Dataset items
-.-.-
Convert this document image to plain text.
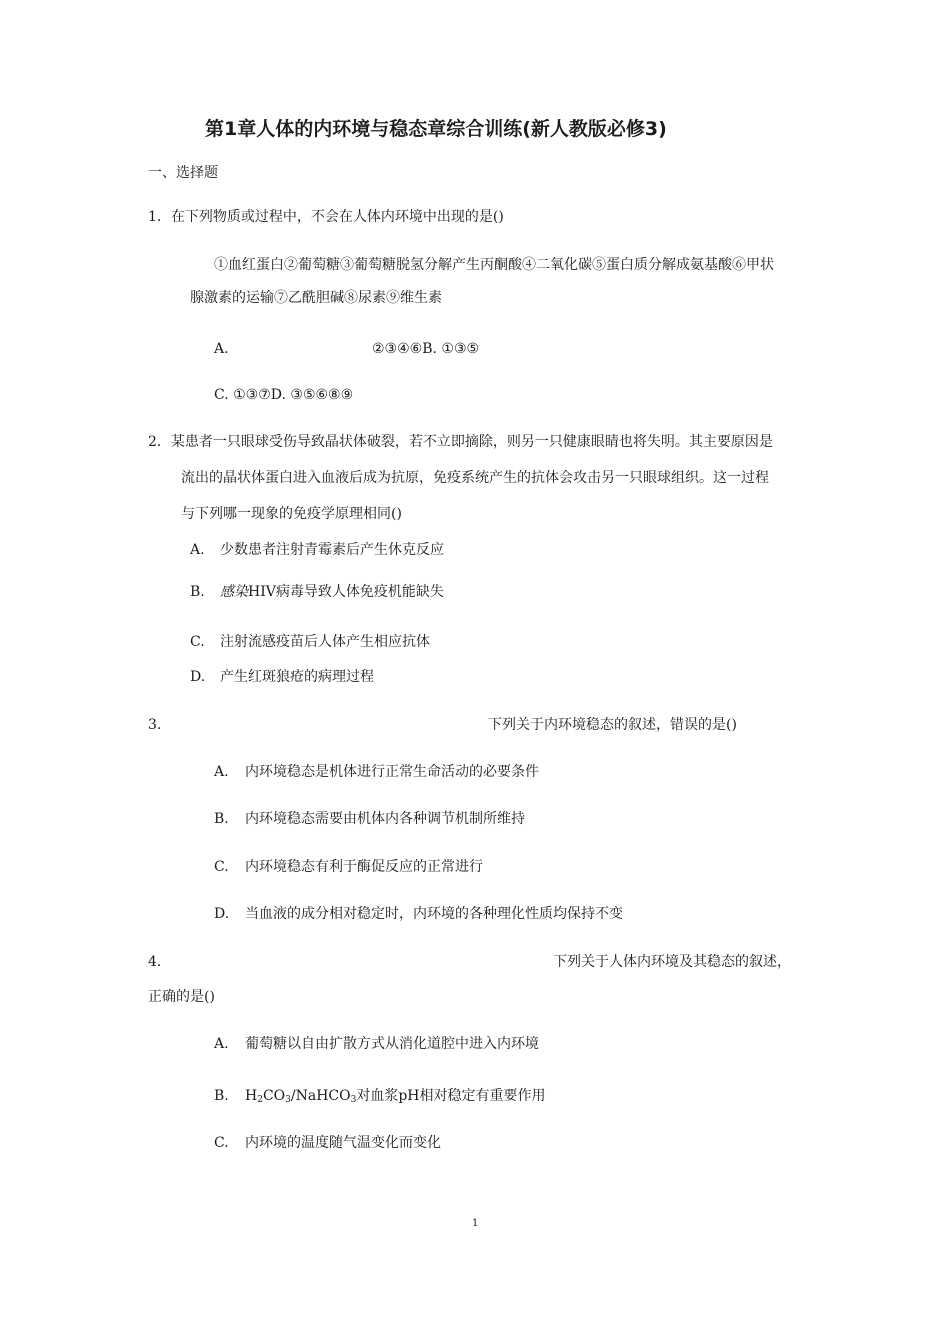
第1章人体的内环境与稳态章综合训练(新人教版必修3)
一、选择题
1．在下列物质或过程中，不会在人体内环境中出现的是()
①血红蛋白②葡萄糖③葡萄糖脱氢分解产生丙酮酸④二氧化碳⑤蛋白质分解成氨基酸⑥甲状
腺激素的运输⑦乙酰胆碱⑧尿素⑨维生素
A.	②③④⑥B. ①③⑤
C. ①③⑦D. ③⑤⑥⑧⑨
2．某患者一只眼球受伤导致晶状体破裂，若不立即摘除，则另一只健康眼睛也将失明。其主要原因是
流出的晶状体蛋白进入血液后成为抗原，免疫系统产生的抗体会攻击另一只眼球组织。这一过程
与下列哪一现象的免疫学原理相同()
A. 少数患者注射青霉素后产生休克反应
B. 感染HIV病毒导致人体免疫机能缺失
C. 注射流感疫苗后人体产生相应抗体
D. 产生红斑狼疮的病理过程
3.	下列关于内环境稳态的叙述，错误的是()
A. 内环境稳态是机体进行正常生命活动的必要条件
B. 内环境稳态需要由机体内各种调节机制所维持
C. 内环境稳态有利于酶促反应的正常进行
D. 当血液的成分相对稳定时，内环境的各种理化性质均保持不变
4.	下列关于人体内环境及其稳态的叙述，
正确的是()
A. 葡萄糖以自由扩散方式从消化道腔中进入内环境
B. $H_2CO_3/NaHCO_3$对血浆pH相对稳定有重要作用
C. 内环境的温度随气温变化而变化
1
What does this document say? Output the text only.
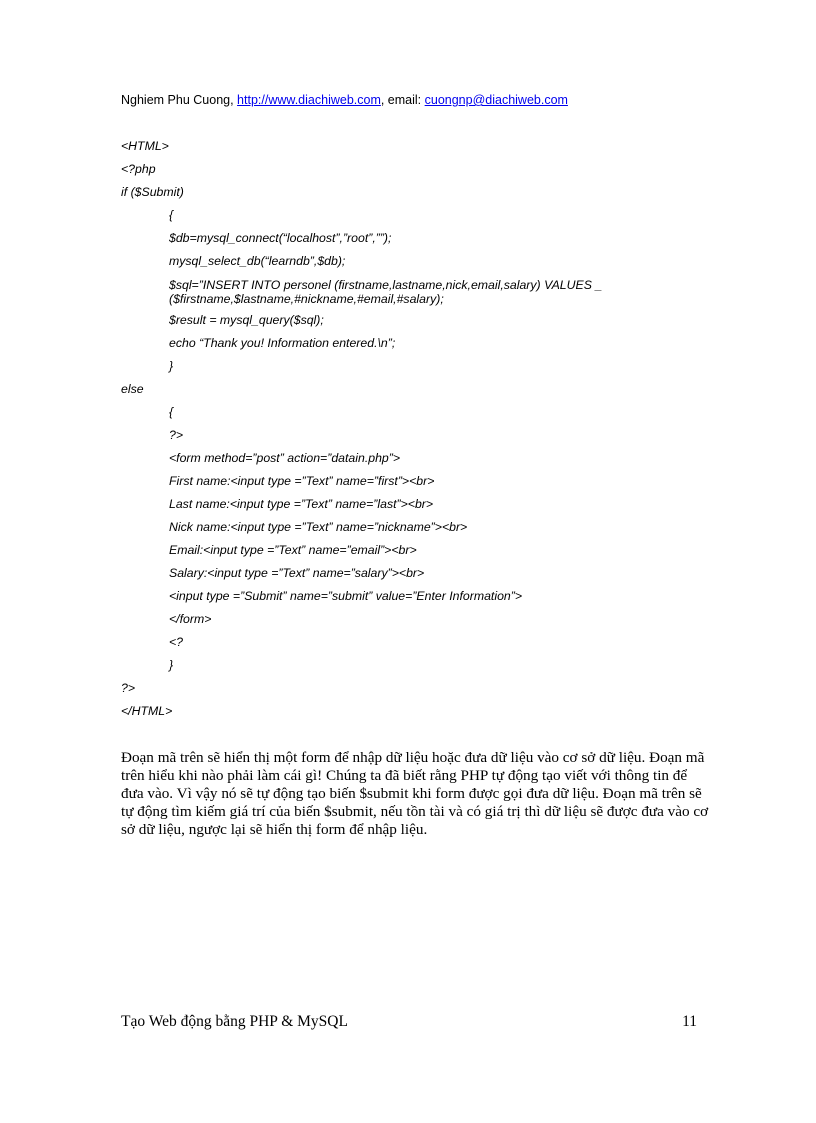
Nghiem Phu Cuong, http://www.diachiweb.com, email: cuongnp@diachiweb.com
<HTML>
<?php
if ($Submit)
{
$db=mysql_connect(“localhost”,”root”,””);
mysql_select_db(“learndb”,$db);
$sql=”INSERT INTO personel (firstname,lastname,nick,email,salary) VALUES _ ($firstname,$lastname,#nickname,#email,#salary);
$result = mysql_query($sql);
echo “Thank you! Information entered.\n”;
}
else
{
?>
<form method=”post” action=”datain.php”>
First name:<input type =”Text” name=”first”><br>
Last name:<input type =”Text” name=”last”><br>
Nick name:<input type =”Text” name=”nickname”><br>
Email:<input type =”Text” name=”email”><br>
Salary:<input type =”Text” name=”salary”><br>
<input type =”Submit” name=”submit” value=”Enter Information”>
</form>
<?
}
?>
</HTML>
Đoạn mã trên sẽ hiển thị một form để nhập dữ liệu hoặc đưa dữ liệu vào cơ sở dữ liệu. Đoạn mã trên hiểu khi nào phải làm cái gì! Chúng ta đã biết rằng PHP tự động tạo viết với thông tin để đưa vào. Vì vậy nó sẽ tự động tạo biến $submit khi form được gọi đưa dữ liệu. Đoạn mã trên sẽ tự động tìm kiếm giá trí của biến $submit, nếu tồn tài và có giá trị thì dữ liệu sẽ được đưa vào cơ sở dữ liệu, ngược lại sẽ hiển thị form để nhập liệu.
Tạo Web động bằng PHP & MySQL	11
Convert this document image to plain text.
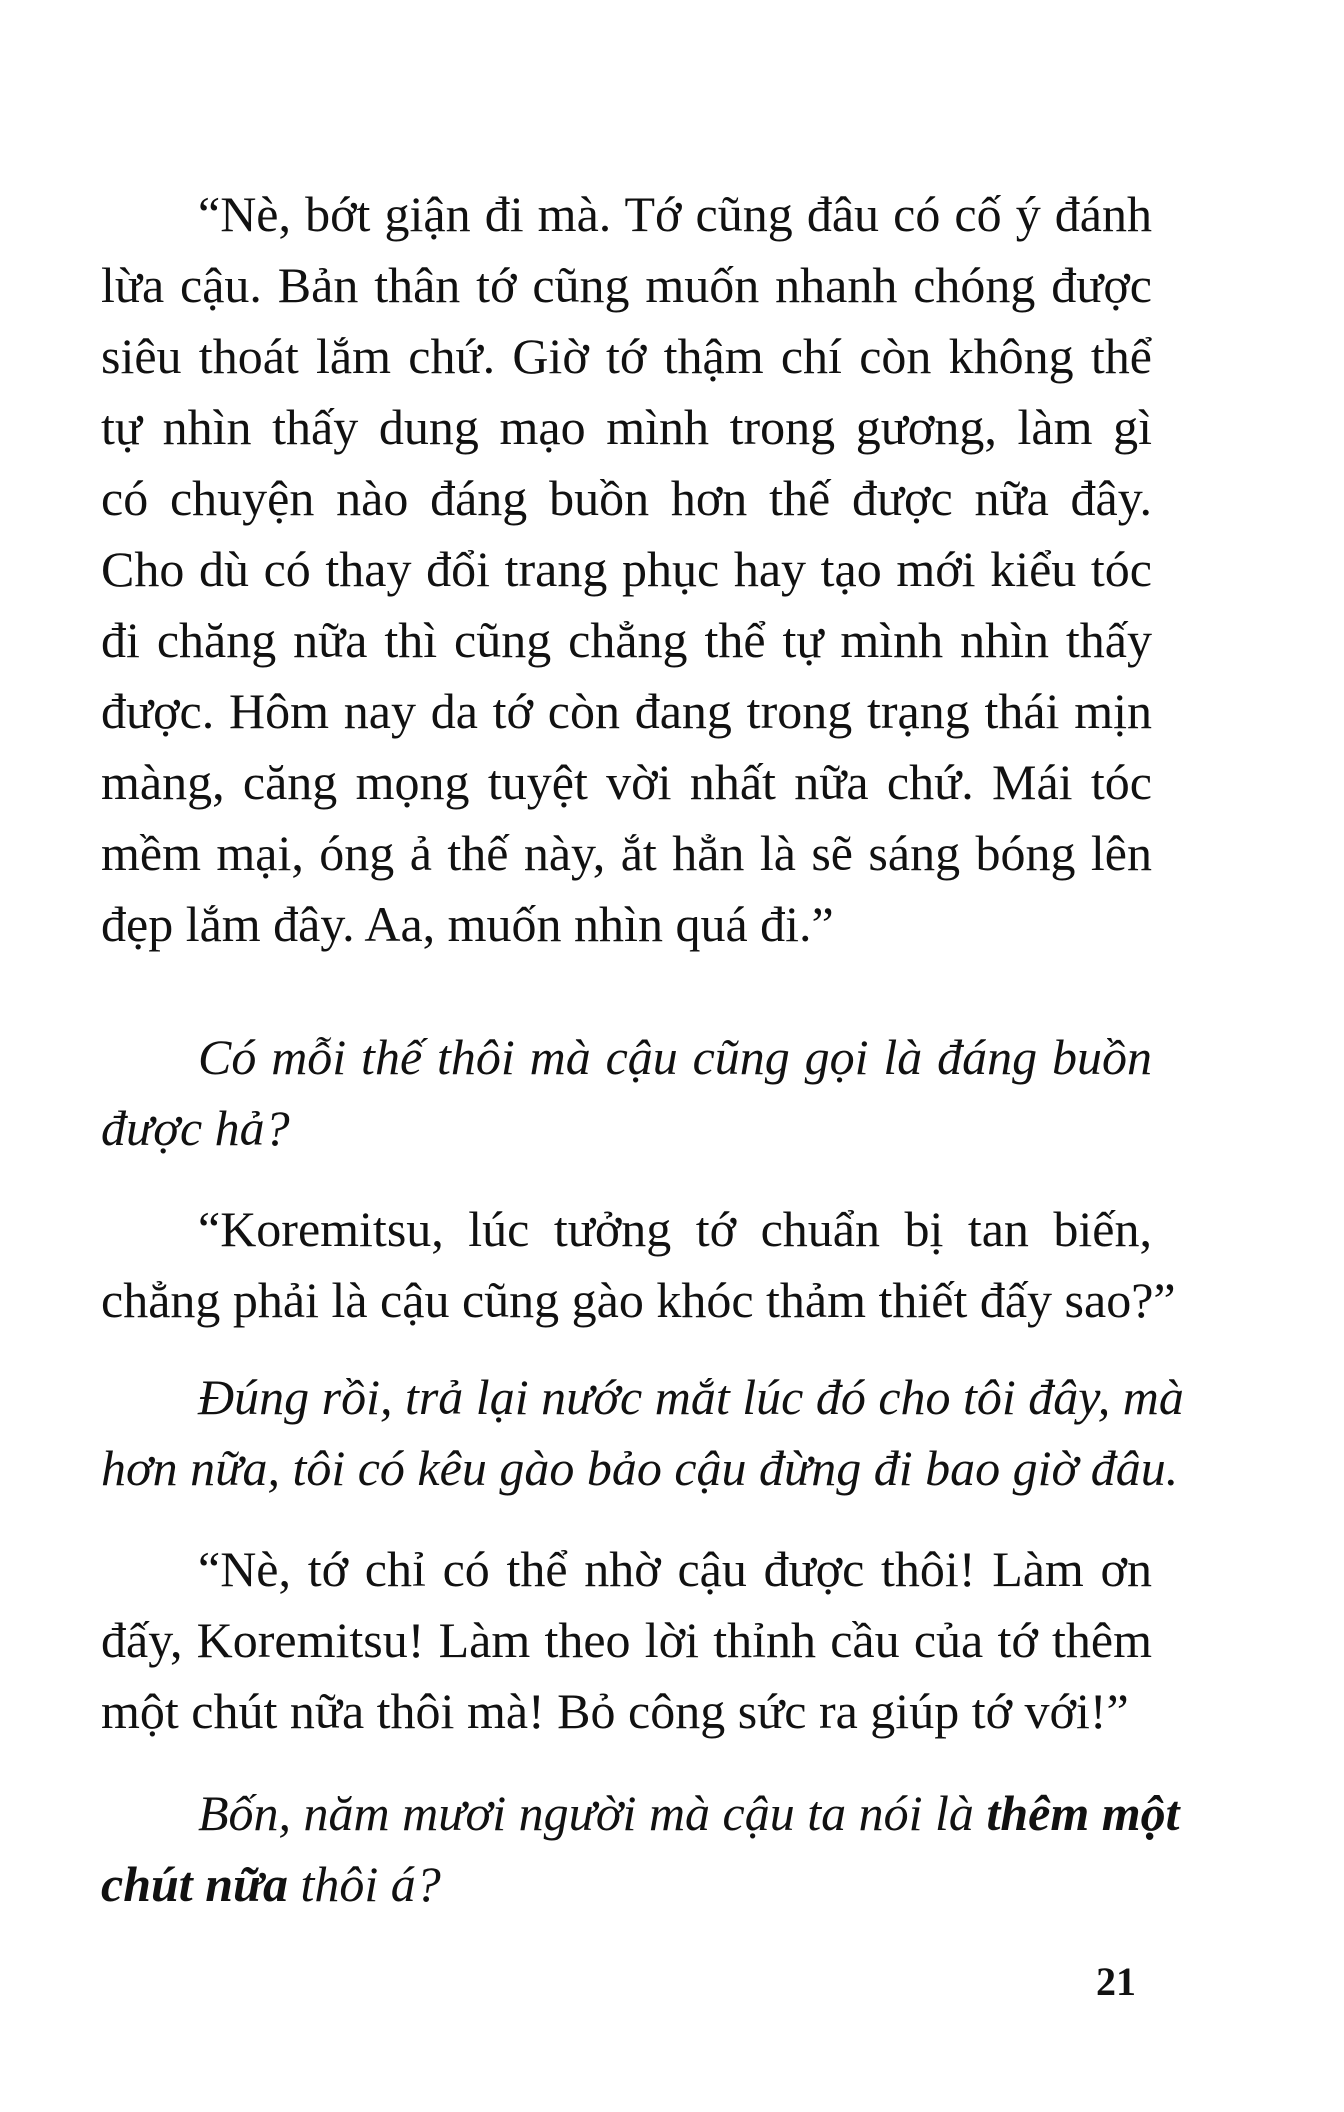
“Nè, bớt giận đi mà. Tớ cũng đâu có cố ý đánh
lừa cậu. Bản thân tớ cũng muốn nhanh chóng được
siêu thoát lắm chứ. Giờ tớ thậm chí còn không thể
tự nhìn thấy dung mạo mình trong gương, làm gì
có chuyện nào đáng buồn hơn thế được nữa đây.
Cho dù có thay đổi trang phục hay tạo mới kiểu tóc
đi chăng nữa thì cũng chẳng thể tự mình nhìn thấy
được. Hôm nay da tớ còn đang trong trạng thái mịn
màng, căng mọng tuyệt vời nhất nữa chứ. Mái tóc
mềm mại, óng ả thế này, ắt hẳn là sẽ sáng bóng lên
đẹp lắm đây. Aa, muốn nhìn quá đi.”
Có mỗi thế thôi mà cậu cũng gọi là đáng buồn
được hả?
“Koremitsu, lúc tưởng tớ chuẩn bị tan biến,
chẳng phải là cậu cũng gào khóc thảm thiết đấy sao?”
Đúng rồi, trả lại nước mắt lúc đó cho tôi đây, mà
hơn nữa, tôi có kêu gào bảo cậu đừng đi bao giờ đâu.
“Nè, tớ chỉ có thể nhờ cậu được thôi! Làm ơn
đấy, Koremitsu! Làm theo lời thỉnh cầu của tớ thêm
một chút nữa thôi mà! Bỏ công sức ra giúp tớ với!”
Bốn, năm mươi người mà cậu ta nói là thêm một
chút nữa thôi á?
21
-.-.-
## What you will do:
Go through the data above and find the lines with the word "đáng". Copy each of those lines.

## Exercise response:
có chuyện nào đáng buồn hơn thế được nữa đây.
Có mỗi thế thôi mà cậu cũng gọi là đáng buồn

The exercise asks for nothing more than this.